(Records about charts and figures)

§

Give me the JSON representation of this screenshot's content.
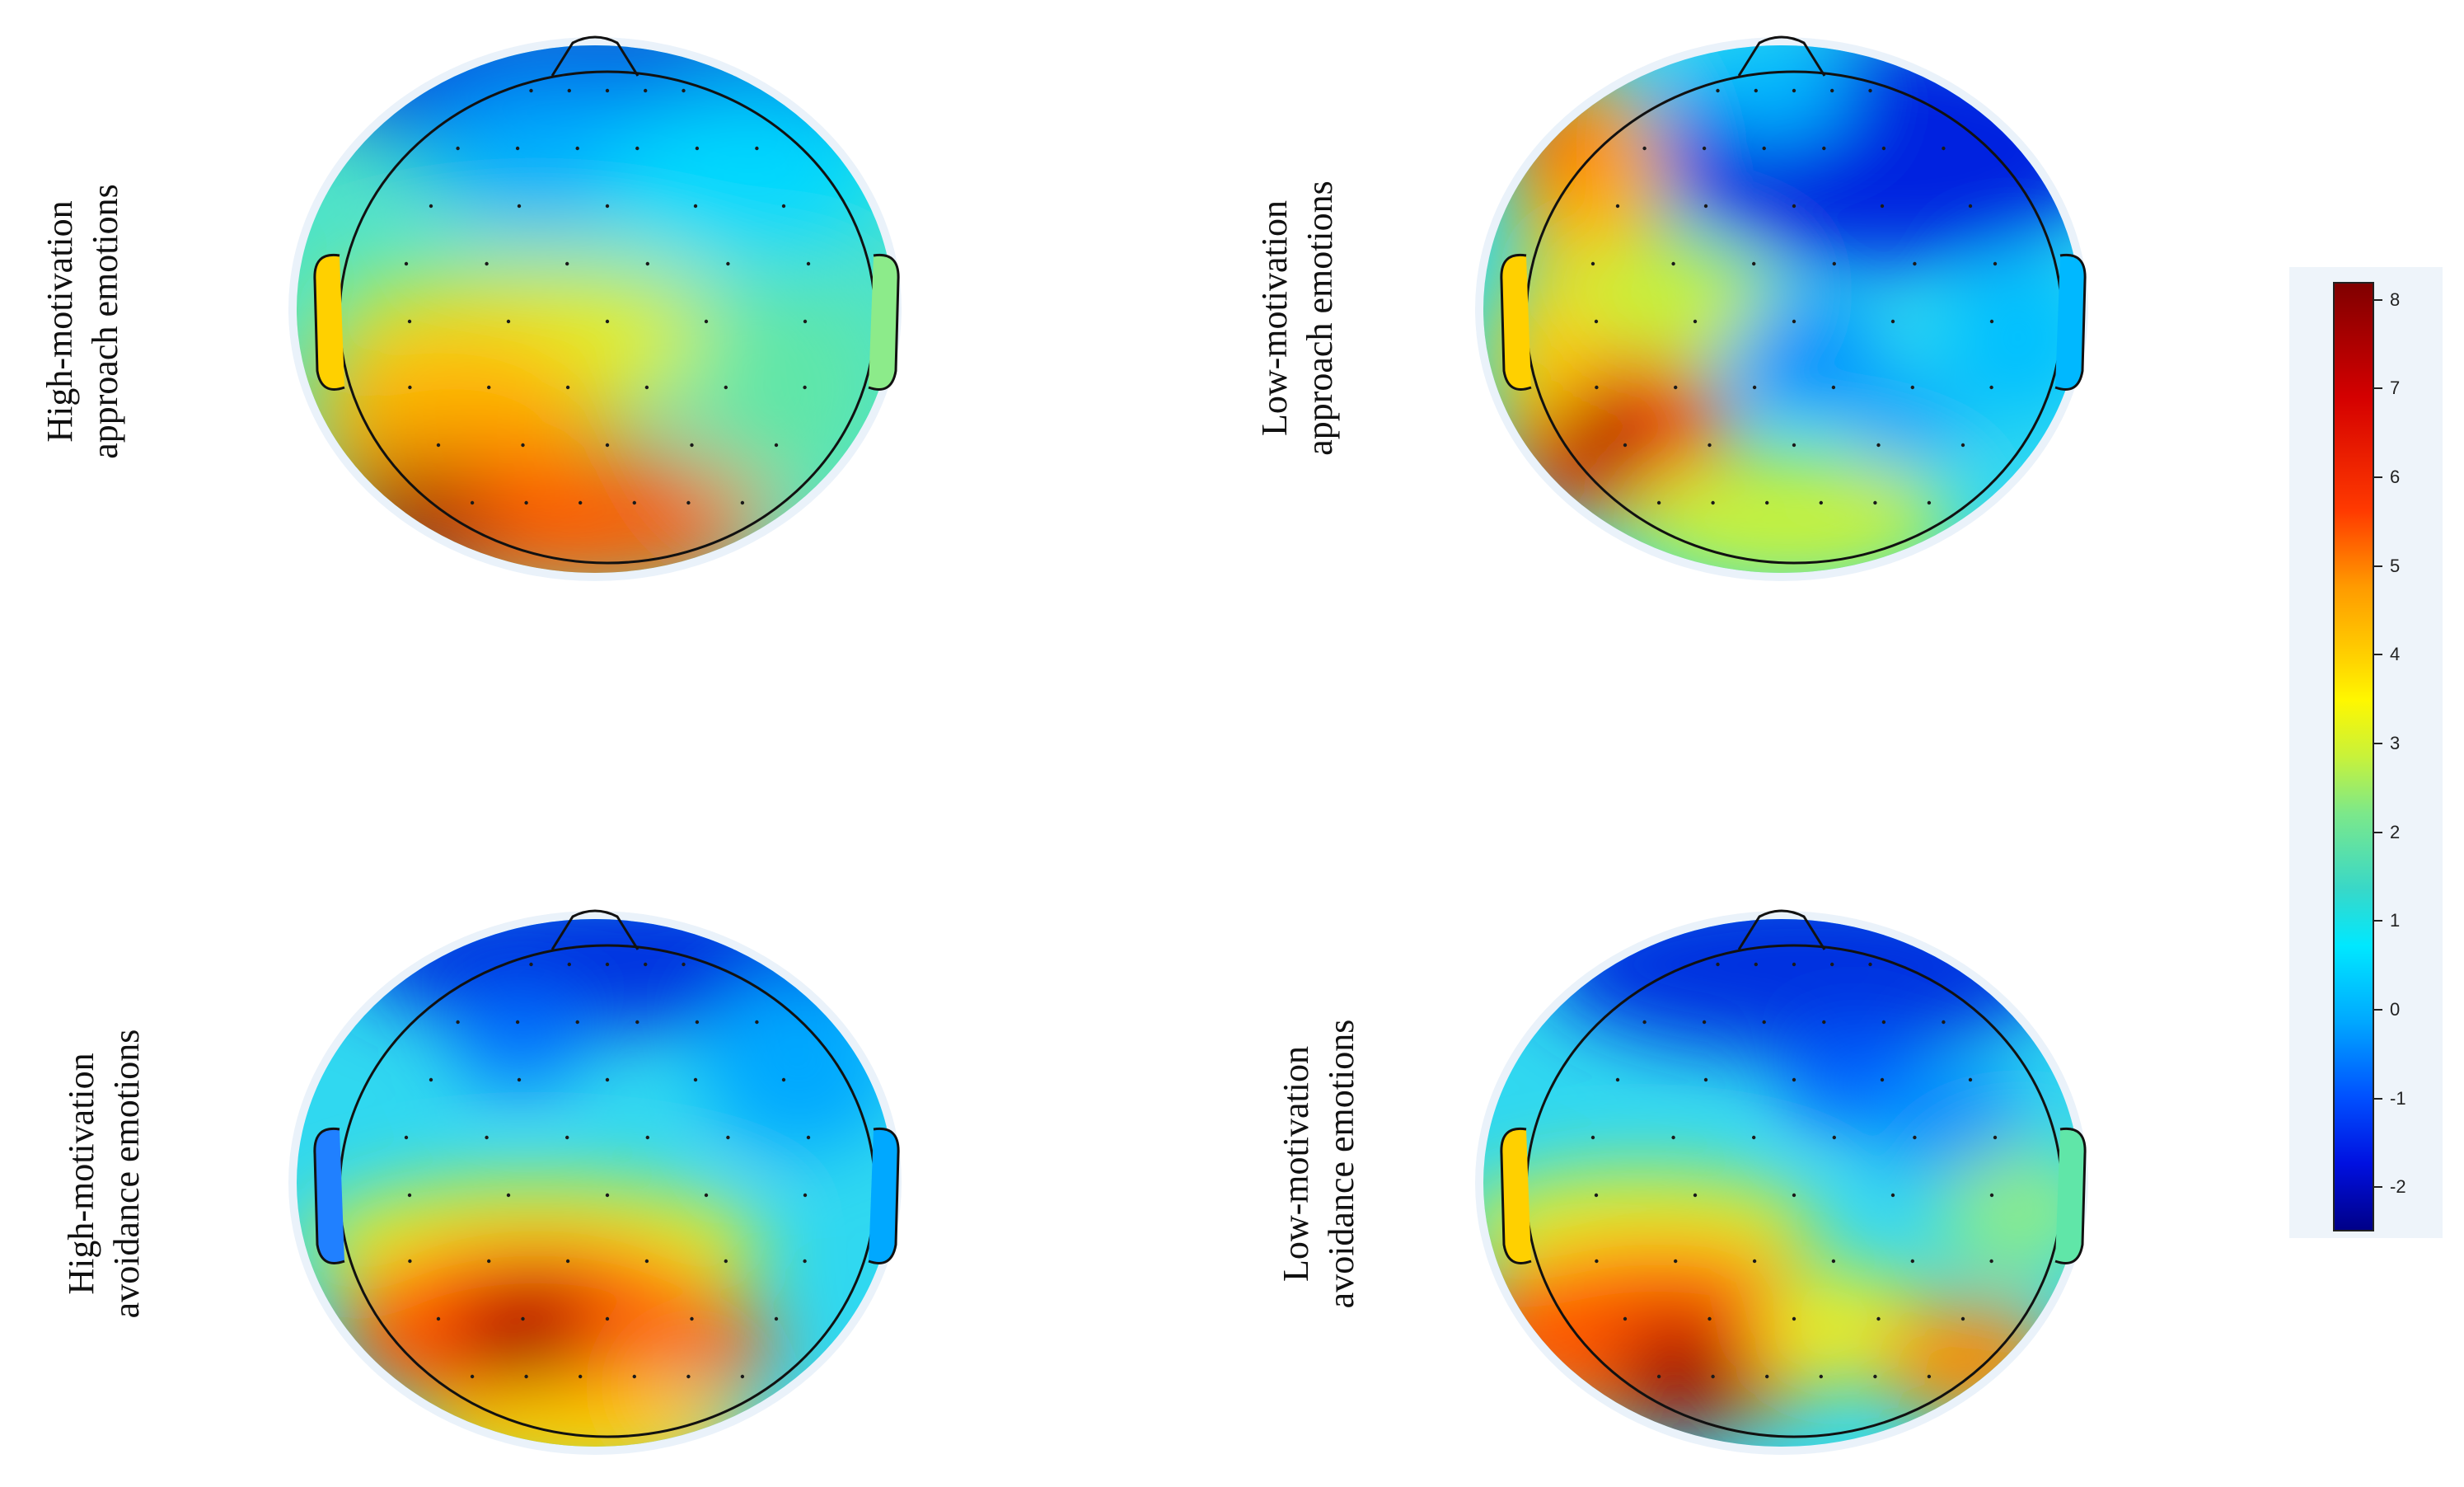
{
  "panels": [
    {
      "id": "high-approach",
      "label_lines": [
        "High-motivation",
        "approach emotions"
      ]
    },
    {
      "id": "low-approach",
      "label_lines": [
        "Low-motivation",
        "approach emotions"
      ]
    },
    {
      "id": "high-avoidance",
      "label_lines": [
        "High-motivation",
        "avoidance emotions"
      ]
    },
    {
      "id": "low-avoidance",
      "label_lines": [
        "Low-motivation",
        "avoidance emotions"
      ]
    }
  ],
  "colorbar": {
    "ticks": [
      "8",
      "7",
      "6",
      "5",
      "4",
      "3",
      "2",
      "1",
      "0",
      "-1",
      "-2"
    ],
    "range": [
      -2.5,
      8.2
    ],
    "colormap": "jet",
    "colors": {
      "high": "#800000",
      "mid": "#fff700",
      "low": "#000088"
    }
  }
}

§

▸ **What is needed**:
List the lines of the records where "avoidance" occurs.

▸ **Answer below**:
      "id": "high-avoidance",
        "avoidance emotions"
      "id": "low-avoidance",
        "avoidance emotions"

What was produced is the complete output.